**Stored rows**
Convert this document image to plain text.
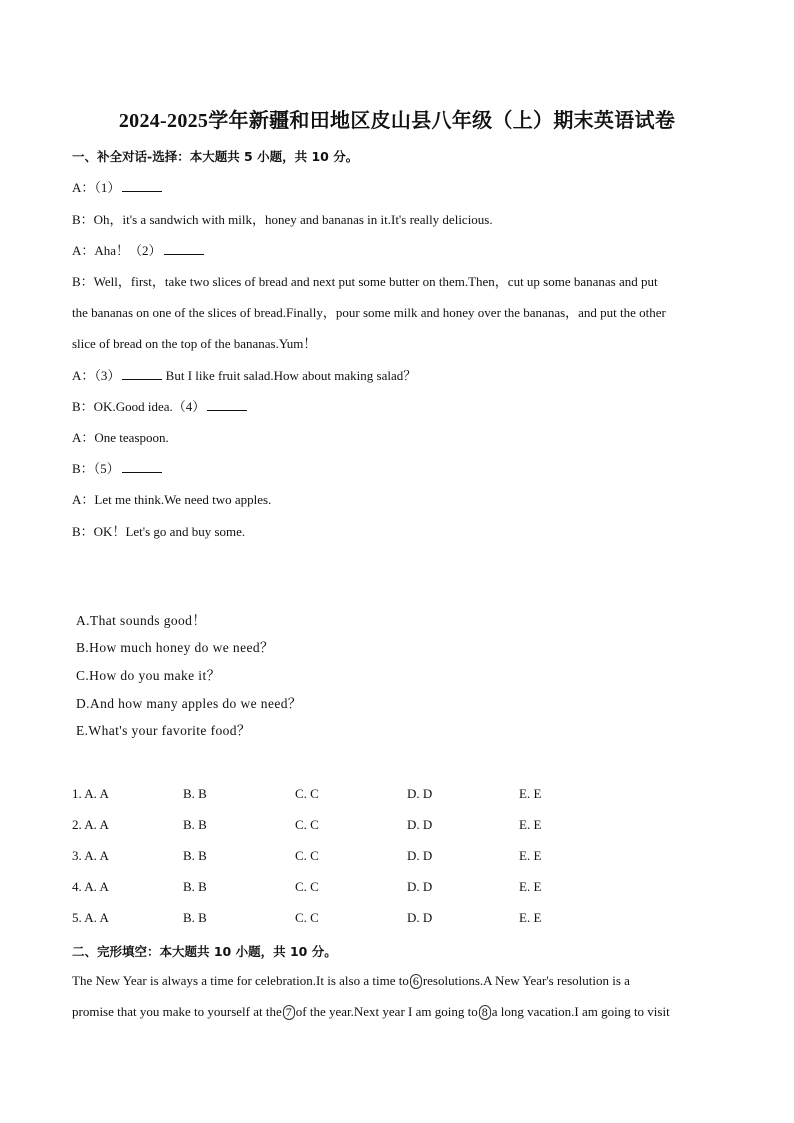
2024-2025学年新疆和田地区皮山县八年级（上）期末英语试卷
一、补全对话-选择：本大题共 5 小题，共 10 分。
A：（1）
B：Oh，it's a sandwich with milk，honey and bananas in it.It's really delicious.
A：Aha！（2）
B：Well，first，take two slices of bread and next put some butter on them.Then，cut up some bananas and put
the bananas on one of the slices of bread.Finally，pour some milk and honey over the bananas，and put the other
slice of bread on the top of the bananas.Yum！
A：（3）	But I like fruit salad.How about making salad？
B：OK.Good idea.（4）
A：One teaspoon.
B：（5）
A：Let me think.We need two apples.
B：OK！Let's go and buy some.
A.That sounds good！
B.How much honey do we need？
C.How do you make it？
D.And how many apples do we need？
E.What's your favorite food？
1. A. A	B. B	C. C	D. D	E. E
2. A. A	B. B	C. C	D. D	E. E
3. A. A	B. B	C. C	D. D	E. E
4. A. A	B. B	C. C	D. D	E. E
5. A. A	B. B	C. C	D. D	E. E
二、完形填空：本大题共 10 小题，共 10 分。
The New Year is always a time for celebration.It is also a time to 6 resolutions.A New Year's resolution is a
promise that you make to yourself at the 7 of the year.Next year I am going to 8 a long vacation.I am going to visit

**Written instruction**
On how many lines does the word "apples" appear? Answer with only the number.

**Task response**
2